[Written exercise] Exclude the pictures and return every line exactly as written.

[Recorded data]
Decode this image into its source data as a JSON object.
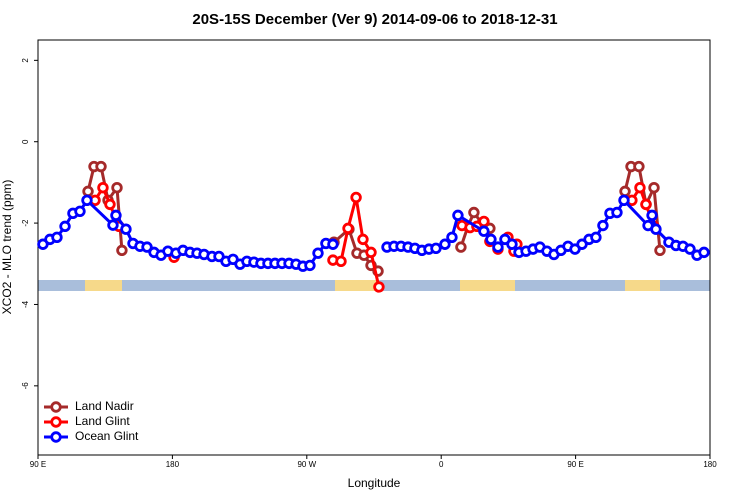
{
  "chart_data": {
    "type": "line",
    "title": "20S-15S December (Ver 9)   2014-09-06 to 2018-12-31",
    "xlabel": "Longitude",
    "ylabel": "XCO2 - MLO trend (ppm)",
    "xlim": [
      90,
      540
    ],
    "ylim": [
      -7.7,
      2.5
    ],
    "xticks": [
      {
        "value": 90,
        "label": "90 E"
      },
      180,
      {
        "value": 270,
        "label": "90 W"
      },
      {
        "value": 360,
        "label": "0"
      },
      {
        "value": 450,
        "label": "90 E"
      },
      {
        "value": 540,
        "label": "180"
      }
    ],
    "yticks": [
      2,
      0,
      -2,
      -4,
      -6
    ],
    "legend": "lower left",
    "series": [
      {
        "name": "Land Nadir",
        "color": "#a52a2a",
        "x": [
          123.5,
          127.5,
          132.2,
          136.9,
          142.9,
          146.2,
          null,
          288.2,
          298.2,
          303.6,
          308.3,
          313.0,
          317.7,
          null,
          373.2,
          377.9,
          381.9,
          387.3,
          392.6,
          null,
          483.1,
          487.1,
          492.4,
          497.2,
          502.5,
          506.5
        ],
        "values": [
          -1.22,
          -0.61,
          -0.61,
          -1.44,
          -1.13,
          -2.67,
          null,
          -2.47,
          -2.15,
          -2.74,
          -2.79,
          -3.04,
          -3.18,
          null,
          -2.59,
          -2.08,
          -1.74,
          -2.01,
          -2.13,
          null,
          -1.22,
          -0.61,
          -0.61,
          -1.54,
          -1.13,
          -2.67
        ]
      },
      {
        "name": "Land Glint",
        "color": "#ff0000",
        "x": [
          128.2,
          133.5,
          138.2,
          144.2,
          null,
          181.1,
          null,
          287.5,
          292.9,
          297.6,
          303.0,
          307.6,
          313.0,
          318.3,
          null,
          373.9,
          379.3,
          383.9,
          388.6,
          392.6,
          398.0,
          404.7,
          408.7,
          410.7,
          null,
          487.7,
          493.1,
          497.1,
          502.5
        ],
        "values": [
          -1.44,
          -1.13,
          -1.54,
          -2.08,
          null,
          -2.84,
          null,
          -2.91,
          -2.94,
          -2.13,
          -1.37,
          -2.4,
          -2.72,
          -3.57,
          null,
          -2.06,
          -2.11,
          -2.08,
          -1.96,
          -2.45,
          -2.64,
          -2.35,
          -2.69,
          -2.52,
          null,
          -1.44,
          -1.13,
          -1.54,
          -2.08
        ]
      },
      {
        "name": "Ocean Glint",
        "color": "#0000ff",
        "x": [
          93.3,
          98.0,
          102.7,
          108.1,
          113.4,
          118.1,
          122.8,
          140.2,
          142.2,
          148.9,
          153.6,
          158.3,
          163.0,
          167.7,
          172.4,
          177.0,
          182.4,
          187.1,
          191.8,
          196.5,
          201.2,
          206.5,
          211.2,
          215.9,
          220.6,
          225.3,
          229.9,
          234.6,
          239.3,
          244.0,
          248.7,
          253.4,
          258.1,
          262.8,
          267.4,
          272.1,
          277.5,
          282.8,
          287.5,
          null,
          323.7,
          328.4,
          333.1,
          337.8,
          342.4,
          347.1,
          351.8,
          356.5,
          362.5,
          367.2,
          371.2,
          388.6,
          393.3,
          398.0,
          402.7,
          407.4,
          412.1,
          416.8,
          421.5,
          426.1,
          430.8,
          435.5,
          440.2,
          444.9,
          449.6,
          454.3,
          459.0,
          463.6,
          468.3,
          473.0,
          477.7,
          482.4,
          498.5,
          501.2,
          503.8,
          512.5,
          517.2,
          521.9,
          526.6,
          531.3,
          536.0
        ],
        "values": [
          -2.52,
          -2.4,
          -2.35,
          -2.08,
          -1.76,
          -1.71,
          -1.44,
          -2.05,
          -1.81,
          -2.15,
          -2.5,
          -2.57,
          -2.59,
          -2.72,
          -2.79,
          -2.69,
          -2.74,
          -2.67,
          -2.72,
          -2.74,
          -2.77,
          -2.82,
          -2.82,
          -2.94,
          -2.89,
          -3.01,
          -2.94,
          -2.96,
          -2.99,
          -2.99,
          -2.99,
          -2.99,
          -2.99,
          -3.01,
          -3.06,
          -3.04,
          -2.74,
          -2.5,
          -2.52,
          null,
          -2.59,
          -2.57,
          -2.57,
          -2.59,
          -2.62,
          -2.67,
          -2.64,
          -2.62,
          -2.52,
          -2.35,
          -1.81,
          -2.2,
          -2.4,
          -2.59,
          -2.4,
          -2.52,
          -2.72,
          -2.69,
          -2.64,
          -2.59,
          -2.69,
          -2.77,
          -2.67,
          -2.57,
          -2.64,
          -2.52,
          -2.4,
          -2.35,
          -2.06,
          -1.76,
          -1.74,
          -1.44,
          -2.06,
          -1.81,
          -2.15,
          -2.47,
          -2.55,
          -2.57,
          -2.64,
          -2.79,
          -2.72
        ]
      }
    ]
  }
}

[Written solution]
Decode this image into its source data as a JSON object.
{
  "chart_data": {
    "type": "line",
    "title": "20S-15S December (Ver 9)   2014-09-06 to 2018-12-31",
    "xlabel": "Longitude",
    "ylabel": "XCO2 - MLO trend (ppm)",
    "xlim": [
      90,
      540
    ],
    "ylim": [
      -7.7,
      2.5
    ],
    "xticks": [
      {
        "value": 90,
        "label": "90 E"
      },
      180,
      {
        "value": 270,
        "label": "90 W"
      },
      {
        "value": 360,
        "label": "0"
      },
      {
        "value": 450,
        "label": "90 E"
      },
      {
        "value": 540,
        "label": "180"
      }
    ],
    "yticks": [
      2,
      0,
      -2,
      -4,
      -6
    ],
    "legend": "lower left",
    "series": [
      {
        "name": "Land Nadir",
        "color": "#a52a2a",
        "x": [
          123.5,
          127.5,
          132.2,
          136.9,
          142.9,
          146.2,
          null,
          288.2,
          298.2,
          303.6,
          308.3,
          313.0,
          317.7,
          null,
          373.2,
          377.9,
          381.9,
          387.3,
          392.6,
          null,
          483.1,
          487.1,
          492.4,
          497.2,
          502.5,
          506.5
        ],
        "values": [
          -1.22,
          -0.61,
          -0.61,
          -1.44,
          -1.13,
          -2.67,
          null,
          -2.47,
          -2.15,
          -2.74,
          -2.79,
          -3.04,
          -3.18,
          null,
          -2.59,
          -2.08,
          -1.74,
          -2.01,
          -2.13,
          null,
          -1.22,
          -0.61,
          -0.61,
          -1.54,
          -1.13,
          -2.67
        ]
      },
      {
        "name": "Land Glint",
        "color": "#ff0000",
        "x": [
          128.2,
          133.5,
          138.2,
          144.2,
          null,
          181.1,
          null,
          287.5,
          292.9,
          297.6,
          303.0,
          307.6,
          313.0,
          318.3,
          null,
          373.9,
          379.3,
          383.9,
          388.6,
          392.6,
          398.0,
          404.7,
          408.7,
          410.7,
          null,
          487.7,
          493.1,
          497.1,
          502.5
        ],
        "values": [
          -1.44,
          -1.13,
          -1.54,
          -2.08,
          null,
          -2.84,
          null,
          -2.91,
          -2.94,
          -2.13,
          -1.37,
          -2.4,
          -2.72,
          -3.57,
          null,
          -2.06,
          -2.11,
          -2.08,
          -1.96,
          -2.45,
          -2.64,
          -2.35,
          -2.69,
          -2.52,
          null,
          -1.44,
          -1.13,
          -1.54,
          -2.08
        ]
      },
      {
        "name": "Ocean Glint",
        "color": "#0000ff",
        "x": [
          93.3,
          98.0,
          102.7,
          108.1,
          113.4,
          118.1,
          122.8,
          140.2,
          142.2,
          148.9,
          153.6,
          158.3,
          163.0,
          167.7,
          172.4,
          177.0,
          182.4,
          187.1,
          191.8,
          196.5,
          201.2,
          206.5,
          211.2,
          215.9,
          220.6,
          225.3,
          229.9,
          234.6,
          239.3,
          244.0,
          248.7,
          253.4,
          258.1,
          262.8,
          267.4,
          272.1,
          277.5,
          282.8,
          287.5,
          null,
          323.7,
          328.4,
          333.1,
          337.8,
          342.4,
          347.1,
          351.8,
          356.5,
          362.5,
          367.2,
          371.2,
          388.6,
          393.3,
          398.0,
          402.7,
          407.4,
          412.1,
          416.8,
          421.5,
          426.1,
          430.8,
          435.5,
          440.2,
          444.9,
          449.6,
          454.3,
          459.0,
          463.6,
          468.3,
          473.0,
          477.7,
          482.4,
          498.5,
          501.2,
          503.8,
          512.5,
          517.2,
          521.9,
          526.6,
          531.3,
          536.0
        ],
        "values": [
          -2.52,
          -2.4,
          -2.35,
          -2.08,
          -1.76,
          -1.71,
          -1.44,
          -2.05,
          -1.81,
          -2.15,
          -2.5,
          -2.57,
          -2.59,
          -2.72,
          -2.79,
          -2.69,
          -2.74,
          -2.67,
          -2.72,
          -2.74,
          -2.77,
          -2.82,
          -2.82,
          -2.94,
          -2.89,
          -3.01,
          -2.94,
          -2.96,
          -2.99,
          -2.99,
          -2.99,
          -2.99,
          -2.99,
          -3.01,
          -3.06,
          -3.04,
          -2.74,
          -2.5,
          -2.52,
          null,
          -2.59,
          -2.57,
          -2.57,
          -2.59,
          -2.62,
          -2.67,
          -2.64,
          -2.62,
          -2.52,
          -2.35,
          -1.81,
          -2.2,
          -2.4,
          -2.59,
          -2.4,
          -2.52,
          -2.72,
          -2.69,
          -2.64,
          -2.59,
          -2.69,
          -2.77,
          -2.67,
          -2.57,
          -2.64,
          -2.52,
          -2.4,
          -2.35,
          -2.06,
          -1.76,
          -1.74,
          -1.44,
          -2.06,
          -1.81,
          -2.15,
          -2.47,
          -2.55,
          -2.57,
          -2.64,
          -2.79,
          -2.72
        ]
      }
    ]
  }
}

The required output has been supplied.